» **REQUIREMENTS**: In the records, rename "isobar-label-box" to "isobar-label-frame" wherever it occurs, and reproduce every other line unchanged.

--- BEGIN MATERIAL SUPPLIED ---

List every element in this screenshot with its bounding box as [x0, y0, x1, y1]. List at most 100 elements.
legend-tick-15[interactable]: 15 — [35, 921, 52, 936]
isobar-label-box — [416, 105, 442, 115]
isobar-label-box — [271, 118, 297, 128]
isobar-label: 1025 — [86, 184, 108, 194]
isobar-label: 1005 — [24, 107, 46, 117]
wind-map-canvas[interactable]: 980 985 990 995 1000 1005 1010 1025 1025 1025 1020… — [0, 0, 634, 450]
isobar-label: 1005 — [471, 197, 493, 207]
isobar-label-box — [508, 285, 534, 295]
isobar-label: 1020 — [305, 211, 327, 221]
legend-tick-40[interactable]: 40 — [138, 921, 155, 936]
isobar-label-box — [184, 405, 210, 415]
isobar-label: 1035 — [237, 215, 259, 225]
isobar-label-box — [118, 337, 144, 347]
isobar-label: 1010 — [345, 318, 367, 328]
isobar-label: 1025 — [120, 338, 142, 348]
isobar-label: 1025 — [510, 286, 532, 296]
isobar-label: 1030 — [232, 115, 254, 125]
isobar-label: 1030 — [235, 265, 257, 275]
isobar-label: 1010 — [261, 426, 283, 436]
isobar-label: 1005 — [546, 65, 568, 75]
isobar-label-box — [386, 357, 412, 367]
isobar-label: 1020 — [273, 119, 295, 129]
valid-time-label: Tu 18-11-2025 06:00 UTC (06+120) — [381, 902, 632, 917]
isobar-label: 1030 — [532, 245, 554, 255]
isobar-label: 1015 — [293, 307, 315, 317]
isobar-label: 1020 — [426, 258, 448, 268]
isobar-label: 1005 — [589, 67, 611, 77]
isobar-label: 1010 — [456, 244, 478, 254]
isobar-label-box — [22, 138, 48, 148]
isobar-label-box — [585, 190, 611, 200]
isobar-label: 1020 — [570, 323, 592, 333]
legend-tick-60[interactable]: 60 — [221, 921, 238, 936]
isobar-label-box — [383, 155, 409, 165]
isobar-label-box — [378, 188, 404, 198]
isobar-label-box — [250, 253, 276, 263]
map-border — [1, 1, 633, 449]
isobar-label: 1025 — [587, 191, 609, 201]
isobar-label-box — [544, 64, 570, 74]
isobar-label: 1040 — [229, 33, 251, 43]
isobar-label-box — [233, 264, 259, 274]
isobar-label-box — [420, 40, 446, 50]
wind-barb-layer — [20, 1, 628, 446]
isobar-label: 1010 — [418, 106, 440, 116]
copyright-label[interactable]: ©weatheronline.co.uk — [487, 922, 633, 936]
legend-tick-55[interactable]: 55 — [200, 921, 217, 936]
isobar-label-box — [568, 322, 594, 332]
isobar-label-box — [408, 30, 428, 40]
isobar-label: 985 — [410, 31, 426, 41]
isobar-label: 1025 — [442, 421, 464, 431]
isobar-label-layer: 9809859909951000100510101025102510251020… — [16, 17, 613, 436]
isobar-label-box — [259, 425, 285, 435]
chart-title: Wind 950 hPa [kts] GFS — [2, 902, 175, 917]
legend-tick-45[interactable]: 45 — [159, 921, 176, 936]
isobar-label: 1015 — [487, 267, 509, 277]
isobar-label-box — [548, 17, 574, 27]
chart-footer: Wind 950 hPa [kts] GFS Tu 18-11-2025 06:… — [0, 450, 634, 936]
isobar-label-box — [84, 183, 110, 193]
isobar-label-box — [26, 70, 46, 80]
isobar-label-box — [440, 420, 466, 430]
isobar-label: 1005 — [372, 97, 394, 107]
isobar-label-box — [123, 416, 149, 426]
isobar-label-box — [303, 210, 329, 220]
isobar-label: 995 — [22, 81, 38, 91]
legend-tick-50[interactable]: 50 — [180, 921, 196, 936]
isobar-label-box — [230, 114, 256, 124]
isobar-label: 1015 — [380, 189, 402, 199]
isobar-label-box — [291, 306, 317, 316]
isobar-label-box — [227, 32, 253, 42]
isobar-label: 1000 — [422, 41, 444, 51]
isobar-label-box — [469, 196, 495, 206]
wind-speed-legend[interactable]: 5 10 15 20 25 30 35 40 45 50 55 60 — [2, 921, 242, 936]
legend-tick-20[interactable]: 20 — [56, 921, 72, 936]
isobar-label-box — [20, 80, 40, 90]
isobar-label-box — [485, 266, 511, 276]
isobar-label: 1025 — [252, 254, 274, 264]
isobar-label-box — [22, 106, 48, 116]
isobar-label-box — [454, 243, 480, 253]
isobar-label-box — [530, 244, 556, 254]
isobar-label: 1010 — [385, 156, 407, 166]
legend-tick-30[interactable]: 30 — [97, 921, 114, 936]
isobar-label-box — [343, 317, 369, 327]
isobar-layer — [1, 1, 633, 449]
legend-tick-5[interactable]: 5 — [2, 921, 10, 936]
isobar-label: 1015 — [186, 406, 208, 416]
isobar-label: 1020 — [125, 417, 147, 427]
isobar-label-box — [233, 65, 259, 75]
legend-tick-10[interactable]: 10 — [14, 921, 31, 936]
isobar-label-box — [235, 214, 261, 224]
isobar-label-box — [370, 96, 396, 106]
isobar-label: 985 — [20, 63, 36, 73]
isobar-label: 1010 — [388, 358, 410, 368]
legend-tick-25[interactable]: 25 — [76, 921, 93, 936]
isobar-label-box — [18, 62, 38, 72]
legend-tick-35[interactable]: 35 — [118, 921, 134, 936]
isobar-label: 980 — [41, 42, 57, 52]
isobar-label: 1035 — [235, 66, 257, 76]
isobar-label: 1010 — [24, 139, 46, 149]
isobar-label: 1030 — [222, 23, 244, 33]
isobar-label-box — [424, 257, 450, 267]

--- END MATERIAL SUPPLIED ---

» **WRITTEN ANSWER**:
List every element in this screenshot with its bounding box as [x0, y0, x1, y1]. List at most 100 elements.
legend-tick-15[interactable]: 15 — [35, 921, 52, 936]
isobar-label-frame — [416, 105, 442, 115]
isobar-label-frame — [271, 118, 297, 128]
isobar-label: 1025 — [86, 184, 108, 194]
isobar-label: 1005 — [24, 107, 46, 117]
wind-map-canvas[interactable]: 980 985 990 995 1000 1005 1010 1025 1025 1025 1020… — [0, 0, 634, 450]
isobar-label: 1005 — [471, 197, 493, 207]
isobar-label-frame — [508, 285, 534, 295]
isobar-label: 1020 — [305, 211, 327, 221]
legend-tick-40[interactable]: 40 — [138, 921, 155, 936]
isobar-label-frame — [184, 405, 210, 415]
isobar-label: 1035 — [237, 215, 259, 225]
isobar-label-frame — [118, 337, 144, 347]
isobar-label: 1010 — [345, 318, 367, 328]
isobar-label: 1025 — [120, 338, 142, 348]
isobar-label: 1025 — [510, 286, 532, 296]
isobar-label: 1030 — [232, 115, 254, 125]
isobar-label: 1030 — [235, 265, 257, 275]
isobar-label: 1010 — [261, 426, 283, 436]
isobar-label: 1005 — [546, 65, 568, 75]
isobar-label-frame — [386, 357, 412, 367]
isobar-label: 1020 — [273, 119, 295, 129]
valid-time-label: Tu 18-11-2025 06:00 UTC (06+120) — [381, 902, 632, 917]
isobar-label: 1030 — [532, 245, 554, 255]
isobar-label: 1015 — [293, 307, 315, 317]
isobar-label: 1020 — [426, 258, 448, 268]
isobar-label: 1005 — [589, 67, 611, 77]
isobar-label: 1010 — [456, 244, 478, 254]
isobar-label-frame — [22, 138, 48, 148]
isobar-label-frame — [585, 190, 611, 200]
isobar-label: 1020 — [570, 323, 592, 333]
legend-tick-60[interactable]: 60 — [221, 921, 238, 936]
isobar-label-frame — [383, 155, 409, 165]
isobar-label-frame — [378, 188, 404, 198]
isobar-label-frame — [250, 253, 276, 263]
map-border — [1, 1, 633, 449]
isobar-label: 1025 — [587, 191, 609, 201]
isobar-label-frame — [544, 64, 570, 74]
isobar-label: 1040 — [229, 33, 251, 43]
isobar-label-frame — [233, 264, 259, 274]
isobar-label-frame — [420, 40, 446, 50]
wind-barb-layer — [20, 1, 628, 446]
isobar-label: 1010 — [418, 106, 440, 116]
copyright-label[interactable]: ©weatheronline.co.uk — [487, 922, 633, 936]
legend-tick-55[interactable]: 55 — [200, 921, 217, 936]
isobar-label-frame — [568, 322, 594, 332]
isobar-label-frame — [408, 30, 428, 40]
isobar-label: 985 — [410, 31, 426, 41]
isobar-label: 1025 — [442, 421, 464, 431]
isobar-label-layer: 9809859909951000100510101025102510251020… — [16, 17, 613, 436]
isobar-label-frame — [259, 425, 285, 435]
chart-title: Wind 950 hPa [kts] GFS — [2, 902, 175, 917]
legend-tick-45[interactable]: 45 — [159, 921, 176, 936]
isobar-label: 1015 — [487, 267, 509, 277]
isobar-label-frame — [548, 17, 574, 27]
chart-footer: Wind 950 hPa [kts] GFS Tu 18-11-2025 06:… — [0, 450, 634, 936]
isobar-label-frame — [84, 183, 110, 193]
isobar-label-frame — [26, 70, 46, 80]
isobar-label-frame — [440, 420, 466, 430]
isobar-label: 1005 — [372, 97, 394, 107]
isobar-label-frame — [123, 416, 149, 426]
isobar-label-frame — [303, 210, 329, 220]
isobar-label: 995 — [22, 81, 38, 91]
legend-tick-50[interactable]: 50 — [180, 921, 196, 936]
isobar-label-frame — [230, 114, 256, 124]
isobar-label: 1015 — [380, 189, 402, 199]
isobar-label-frame — [291, 306, 317, 316]
isobar-label-frame — [227, 32, 253, 42]
isobar-label: 1000 — [422, 41, 444, 51]
isobar-label-frame — [469, 196, 495, 206]
wind-speed-legend[interactable]: 5 10 15 20 25 30 35 40 45 50 55 60 — [2, 921, 242, 936]
legend-tick-20[interactable]: 20 — [56, 921, 72, 936]
isobar-label-frame — [20, 80, 40, 90]
isobar-label-frame — [485, 266, 511, 276]
isobar-label: 1025 — [252, 254, 274, 264]
isobar-label-frame — [22, 106, 48, 116]
isobar-label-frame — [454, 243, 480, 253]
isobar-label-frame — [530, 244, 556, 254]
isobar-label: 1010 — [385, 156, 407, 166]
legend-tick-30[interactable]: 30 — [97, 921, 114, 936]
isobar-label-frame — [343, 317, 369, 327]
isobar-layer — [1, 1, 633, 449]
legend-tick-5[interactable]: 5 — [2, 921, 10, 936]
isobar-label: 1015 — [186, 406, 208, 416]
isobar-label: 1020 — [125, 417, 147, 427]
isobar-label-frame — [233, 65, 259, 75]
legend-tick-10[interactable]: 10 — [14, 921, 31, 936]
isobar-label-frame — [235, 214, 261, 224]
isobar-label-frame — [370, 96, 396, 106]
isobar-label: 985 — [20, 63, 36, 73]
isobar-label: 1010 — [388, 358, 410, 368]
legend-tick-25[interactable]: 25 — [76, 921, 93, 936]
isobar-label-frame — [18, 62, 38, 72]
legend-tick-35[interactable]: 35 — [118, 921, 134, 936]
isobar-label: 980 — [41, 42, 57, 52]
isobar-label: 1035 — [235, 66, 257, 76]
isobar-label: 1010 — [24, 139, 46, 149]
isobar-label: 1030 — [222, 23, 244, 33]
isobar-label-frame — [424, 257, 450, 267]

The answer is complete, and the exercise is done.